> **GIVEN TASK**
Copy out the final stretch of the listing: the line that contains "Give me a plain-text" and all lines after it, exactly as they appear.

> **DATASET RECORDS**

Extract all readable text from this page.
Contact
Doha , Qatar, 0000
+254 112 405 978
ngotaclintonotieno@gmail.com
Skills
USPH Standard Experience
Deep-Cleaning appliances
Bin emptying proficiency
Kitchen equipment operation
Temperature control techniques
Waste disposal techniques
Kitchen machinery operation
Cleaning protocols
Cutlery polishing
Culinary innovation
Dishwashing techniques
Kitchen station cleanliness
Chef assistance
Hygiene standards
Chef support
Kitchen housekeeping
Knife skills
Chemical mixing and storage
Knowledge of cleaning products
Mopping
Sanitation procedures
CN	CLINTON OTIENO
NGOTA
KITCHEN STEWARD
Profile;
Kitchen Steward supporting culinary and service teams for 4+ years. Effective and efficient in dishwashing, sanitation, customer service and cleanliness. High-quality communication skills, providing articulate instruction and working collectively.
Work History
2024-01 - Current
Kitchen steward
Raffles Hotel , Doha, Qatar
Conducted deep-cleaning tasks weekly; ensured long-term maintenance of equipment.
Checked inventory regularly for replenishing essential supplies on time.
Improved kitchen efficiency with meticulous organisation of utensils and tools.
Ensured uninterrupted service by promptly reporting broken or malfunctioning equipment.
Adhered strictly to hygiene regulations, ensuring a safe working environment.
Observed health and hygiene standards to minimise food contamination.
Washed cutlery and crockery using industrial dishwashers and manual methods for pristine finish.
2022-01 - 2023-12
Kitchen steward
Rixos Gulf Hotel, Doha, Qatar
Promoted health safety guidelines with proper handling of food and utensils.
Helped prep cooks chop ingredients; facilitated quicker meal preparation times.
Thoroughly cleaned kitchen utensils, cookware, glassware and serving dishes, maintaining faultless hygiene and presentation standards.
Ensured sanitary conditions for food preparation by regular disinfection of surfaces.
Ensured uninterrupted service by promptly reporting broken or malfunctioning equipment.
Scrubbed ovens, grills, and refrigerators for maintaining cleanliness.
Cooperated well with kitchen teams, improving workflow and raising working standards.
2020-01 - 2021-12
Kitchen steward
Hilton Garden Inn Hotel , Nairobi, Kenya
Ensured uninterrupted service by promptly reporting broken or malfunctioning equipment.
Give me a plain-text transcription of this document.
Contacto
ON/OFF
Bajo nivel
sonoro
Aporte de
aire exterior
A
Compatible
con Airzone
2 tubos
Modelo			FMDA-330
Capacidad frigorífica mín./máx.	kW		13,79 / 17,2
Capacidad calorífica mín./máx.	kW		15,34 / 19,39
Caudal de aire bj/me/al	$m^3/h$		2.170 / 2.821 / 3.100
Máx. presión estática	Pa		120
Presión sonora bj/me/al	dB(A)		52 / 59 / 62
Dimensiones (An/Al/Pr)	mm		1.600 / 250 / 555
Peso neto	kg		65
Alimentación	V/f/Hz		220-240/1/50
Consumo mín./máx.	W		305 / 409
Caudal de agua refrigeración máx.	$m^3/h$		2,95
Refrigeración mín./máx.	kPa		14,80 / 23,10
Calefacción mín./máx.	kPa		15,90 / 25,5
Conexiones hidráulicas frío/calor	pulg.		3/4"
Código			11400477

> **SOLVED PROBLEM**
Give me a plain-text transcription of this document.
Contacto
ON/OFF
Bajo nivel
sonoro
Aporte de
aire exterior
A
Compatible
con Airzone
2 tubos
Modelo			FMDA-330
Capacidad frigorífica mín./máx.	kW		13,79 / 17,2
Capacidad calorífica mín./máx.	kW		15,34 / 19,39
Caudal de aire bj/me/al	$m^3/h$		2.170 / 2.821 / 3.100
Máx. presión estática	Pa		120
Presión sonora bj/me/al	dB(A)		52 / 59 / 62
Dimensiones (An/Al/Pr)	mm		1.600 / 250 / 555
Peso neto	kg		65
Alimentación	V/f/Hz		220-240/1/50
Consumo mín./máx.	W		305 / 409
Caudal de agua refrigeración máx.	$m^3/h$		2,95
Refrigeración mín./máx.	kPa		14,80 / 23,10
Calefacción mín./máx.	kPa		15,90 / 25,5
Conexiones hidráulicas frío/calor	pulg.		3/4"
Código			11400477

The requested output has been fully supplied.